Below is a set of records; restate each one word for word.

※ ※ ※

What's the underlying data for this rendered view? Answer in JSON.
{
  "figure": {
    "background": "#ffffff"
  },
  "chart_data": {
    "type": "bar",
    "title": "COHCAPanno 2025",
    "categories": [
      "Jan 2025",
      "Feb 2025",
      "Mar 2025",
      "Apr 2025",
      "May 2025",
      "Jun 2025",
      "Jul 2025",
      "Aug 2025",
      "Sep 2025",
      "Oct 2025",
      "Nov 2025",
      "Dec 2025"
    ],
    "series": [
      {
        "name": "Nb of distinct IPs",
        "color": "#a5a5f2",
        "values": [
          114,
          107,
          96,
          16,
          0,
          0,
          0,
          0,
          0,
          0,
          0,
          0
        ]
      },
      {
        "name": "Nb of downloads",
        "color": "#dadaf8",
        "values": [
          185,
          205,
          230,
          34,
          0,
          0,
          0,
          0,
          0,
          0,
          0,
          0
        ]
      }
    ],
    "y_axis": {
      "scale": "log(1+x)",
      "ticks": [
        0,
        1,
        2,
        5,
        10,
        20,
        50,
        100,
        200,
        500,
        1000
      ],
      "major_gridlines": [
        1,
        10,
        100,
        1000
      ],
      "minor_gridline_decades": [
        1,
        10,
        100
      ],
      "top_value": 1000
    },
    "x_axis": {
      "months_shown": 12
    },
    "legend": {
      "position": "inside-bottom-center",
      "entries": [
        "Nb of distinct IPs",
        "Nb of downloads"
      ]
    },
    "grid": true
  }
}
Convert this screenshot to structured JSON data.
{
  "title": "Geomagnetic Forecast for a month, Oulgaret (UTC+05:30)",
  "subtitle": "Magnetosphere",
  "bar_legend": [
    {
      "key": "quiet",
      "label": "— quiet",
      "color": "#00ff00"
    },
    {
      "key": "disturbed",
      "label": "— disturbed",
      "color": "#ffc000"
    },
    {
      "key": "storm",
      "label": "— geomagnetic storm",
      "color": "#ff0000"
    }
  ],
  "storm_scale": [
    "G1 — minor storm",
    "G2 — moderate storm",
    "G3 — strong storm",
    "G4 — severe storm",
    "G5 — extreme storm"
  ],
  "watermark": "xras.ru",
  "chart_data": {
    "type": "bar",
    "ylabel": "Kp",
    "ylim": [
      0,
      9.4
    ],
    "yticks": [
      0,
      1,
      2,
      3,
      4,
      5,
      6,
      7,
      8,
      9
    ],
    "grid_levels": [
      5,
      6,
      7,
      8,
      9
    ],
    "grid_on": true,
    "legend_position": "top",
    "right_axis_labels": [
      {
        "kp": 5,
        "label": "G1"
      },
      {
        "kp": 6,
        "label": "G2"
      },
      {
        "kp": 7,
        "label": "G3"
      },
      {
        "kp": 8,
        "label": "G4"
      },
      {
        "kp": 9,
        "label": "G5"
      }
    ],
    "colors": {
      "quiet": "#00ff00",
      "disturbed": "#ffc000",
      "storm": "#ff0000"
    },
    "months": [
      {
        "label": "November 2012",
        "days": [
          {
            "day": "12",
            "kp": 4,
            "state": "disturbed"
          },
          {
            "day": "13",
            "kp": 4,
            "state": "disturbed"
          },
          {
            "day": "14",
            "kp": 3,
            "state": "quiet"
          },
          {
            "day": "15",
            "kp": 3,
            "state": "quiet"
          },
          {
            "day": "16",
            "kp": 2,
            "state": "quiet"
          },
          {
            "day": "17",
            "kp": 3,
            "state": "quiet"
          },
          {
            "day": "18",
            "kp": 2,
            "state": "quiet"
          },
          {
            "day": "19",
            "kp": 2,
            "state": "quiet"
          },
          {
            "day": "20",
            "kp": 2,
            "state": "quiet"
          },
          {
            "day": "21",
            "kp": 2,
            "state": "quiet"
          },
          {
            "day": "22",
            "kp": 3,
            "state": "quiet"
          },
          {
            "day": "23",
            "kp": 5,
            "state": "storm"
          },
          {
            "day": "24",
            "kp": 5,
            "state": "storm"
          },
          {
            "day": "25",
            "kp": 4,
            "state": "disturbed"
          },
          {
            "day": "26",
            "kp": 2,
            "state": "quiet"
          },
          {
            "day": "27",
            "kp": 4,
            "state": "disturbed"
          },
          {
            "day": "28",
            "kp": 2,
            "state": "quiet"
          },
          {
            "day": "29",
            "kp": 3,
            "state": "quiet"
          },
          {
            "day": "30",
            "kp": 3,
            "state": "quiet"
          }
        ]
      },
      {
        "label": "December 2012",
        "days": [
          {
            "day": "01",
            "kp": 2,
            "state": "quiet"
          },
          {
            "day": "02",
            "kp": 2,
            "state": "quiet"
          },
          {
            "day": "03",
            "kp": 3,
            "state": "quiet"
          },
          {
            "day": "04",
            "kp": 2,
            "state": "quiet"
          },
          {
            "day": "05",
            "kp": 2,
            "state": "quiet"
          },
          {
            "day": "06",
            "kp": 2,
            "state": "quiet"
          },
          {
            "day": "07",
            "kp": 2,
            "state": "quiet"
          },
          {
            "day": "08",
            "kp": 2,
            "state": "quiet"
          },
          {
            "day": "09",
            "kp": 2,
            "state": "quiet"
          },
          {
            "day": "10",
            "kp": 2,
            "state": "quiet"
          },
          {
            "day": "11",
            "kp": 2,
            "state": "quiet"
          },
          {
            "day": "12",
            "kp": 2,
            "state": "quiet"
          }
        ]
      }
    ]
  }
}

※ ※ ※

> _RESULT_
What's the underlying data for this rendered view? Answer in JSON.
{
  "figure": {
    "background": "#ffffff"
  },
  "chart_data": {
    "type": "bar",
    "title": "COHCAPanno 2025",
    "categories": [
      "Jan 2025",
      "Feb 2025",
      "Mar 2025",
      "Apr 2025",
      "May 2025",
      "Jun 2025",
      "Jul 2025",
      "Aug 2025",
      "Sep 2025",
      "Oct 2025",
      "Nov 2025",
      "Dec 2025"
    ],
    "series": [
      {
        "name": "Nb of distinct IPs",
        "color": "#a5a5f2",
        "values": [
          114,
          107,
          96,
          16,
          0,
          0,
          0,
          0,
          0,
          0,
          0,
          0
        ]
      },
      {
        "name": "Nb of downloads",
        "color": "#dadaf8",
        "values": [
          185,
          205,
          230,
          34,
          0,
          0,
          0,
          0,
          0,
          0,
          0,
          0
        ]
      }
    ],
    "y_axis": {
      "scale": "log(1+x)",
      "ticks": [
        0,
        1,
        2,
        5,
        10,
        20,
        50,
        100,
        200,
        500,
        1000
      ],
      "major_gridlines": [
        1,
        10,
        100,
        1000
      ],
      "minor_gridline_decades": [
        1,
        10,
        100
      ],
      "top_value": 1000
    },
    "x_axis": {
      "months_shown": 12
    },
    "legend": {
      "position": "inside-bottom-center",
      "entries": [
        "Nb of distinct IPs",
        "Nb of downloads"
      ]
    },
    "grid": true
  }
}
Convert this screenshot to structured JSON data.
{
  "title": "Geomagnetic Forecast for a month, Oulgaret (UTC+05:30)",
  "subtitle": "Magnetosphere",
  "bar_legend": [
    {
      "key": "quiet",
      "label": "— quiet",
      "color": "#00ff00"
    },
    {
      "key": "disturbed",
      "label": "— disturbed",
      "color": "#ffc000"
    },
    {
      "key": "storm",
      "label": "— geomagnetic storm",
      "color": "#ff0000"
    }
  ],
  "storm_scale": [
    "G1 — minor storm",
    "G2 — moderate storm",
    "G3 — strong storm",
    "G4 — severe storm",
    "G5 — extreme storm"
  ],
  "watermark": "xras.ru",
  "chart_data": {
    "type": "bar",
    "ylabel": "Kp",
    "ylim": [
      0,
      9.4
    ],
    "yticks": [
      0,
      1,
      2,
      3,
      4,
      5,
      6,
      7,
      8,
      9
    ],
    "grid_levels": [
      5,
      6,
      7,
      8,
      9
    ],
    "grid_on": true,
    "legend_position": "top",
    "right_axis_labels": [
      {
        "kp": 5,
        "label": "G1"
      },
      {
        "kp": 6,
        "label": "G2"
      },
      {
        "kp": 7,
        "label": "G3"
      },
      {
        "kp": 8,
        "label": "G4"
      },
      {
        "kp": 9,
        "label": "G5"
      }
    ],
    "colors": {
      "quiet": "#00ff00",
      "disturbed": "#ffc000",
      "storm": "#ff0000"
    },
    "months": [
      {
        "label": "November 2012",
        "days": [
          {
            "day": "12",
            "kp": 4,
            "state": "disturbed"
          },
          {
            "day": "13",
            "kp": 4,
            "state": "disturbed"
          },
          {
            "day": "14",
            "kp": 3,
            "state": "quiet"
          },
          {
            "day": "15",
            "kp": 3,
            "state": "quiet"
          },
          {
            "day": "16",
            "kp": 2,
            "state": "quiet"
          },
          {
            "day": "17",
            "kp": 3,
            "state": "quiet"
          },
          {
            "day": "18",
            "kp": 2,
            "state": "quiet"
          },
          {
            "day": "19",
            "kp": 2,
            "state": "quiet"
          },
          {
            "day": "20",
            "kp": 2,
            "state": "quiet"
          },
          {
            "day": "21",
            "kp": 2,
            "state": "quiet"
          },
          {
            "day": "22",
            "kp": 3,
            "state": "quiet"
          },
          {
            "day": "23",
            "kp": 5,
            "state": "storm"
          },
          {
            "day": "24",
            "kp": 5,
            "state": "storm"
          },
          {
            "day": "25",
            "kp": 4,
            "state": "disturbed"
          },
          {
            "day": "26",
            "kp": 2,
            "state": "quiet"
          },
          {
            "day": "27",
            "kp": 4,
            "state": "disturbed"
          },
          {
            "day": "28",
            "kp": 2,
            "state": "quiet"
          },
          {
            "day": "29",
            "kp": 3,
            "state": "quiet"
          },
          {
            "day": "30",
            "kp": 3,
            "state": "quiet"
          }
        ]
      },
      {
        "label": "December 2012",
        "days": [
          {
            "day": "01",
            "kp": 2,
            "state": "quiet"
          },
          {
            "day": "02",
            "kp": 2,
            "state": "quiet"
          },
          {
            "day": "03",
            "kp": 3,
            "state": "quiet"
          },
          {
            "day": "04",
            "kp": 2,
            "state": "quiet"
          },
          {
            "day": "05",
            "kp": 2,
            "state": "quiet"
          },
          {
            "day": "06",
            "kp": 2,
            "state": "quiet"
          },
          {
            "day": "07",
            "kp": 2,
            "state": "quiet"
          },
          {
            "day": "08",
            "kp": 2,
            "state": "quiet"
          },
          {
            "day": "09",
            "kp": 2,
            "state": "quiet"
          },
          {
            "day": "10",
            "kp": 2,
            "state": "quiet"
          },
          {
            "day": "11",
            "kp": 2,
            "state": "quiet"
          },
          {
            "day": "12",
            "kp": 2,
            "state": "quiet"
          }
        ]
      }
    ]
  }
}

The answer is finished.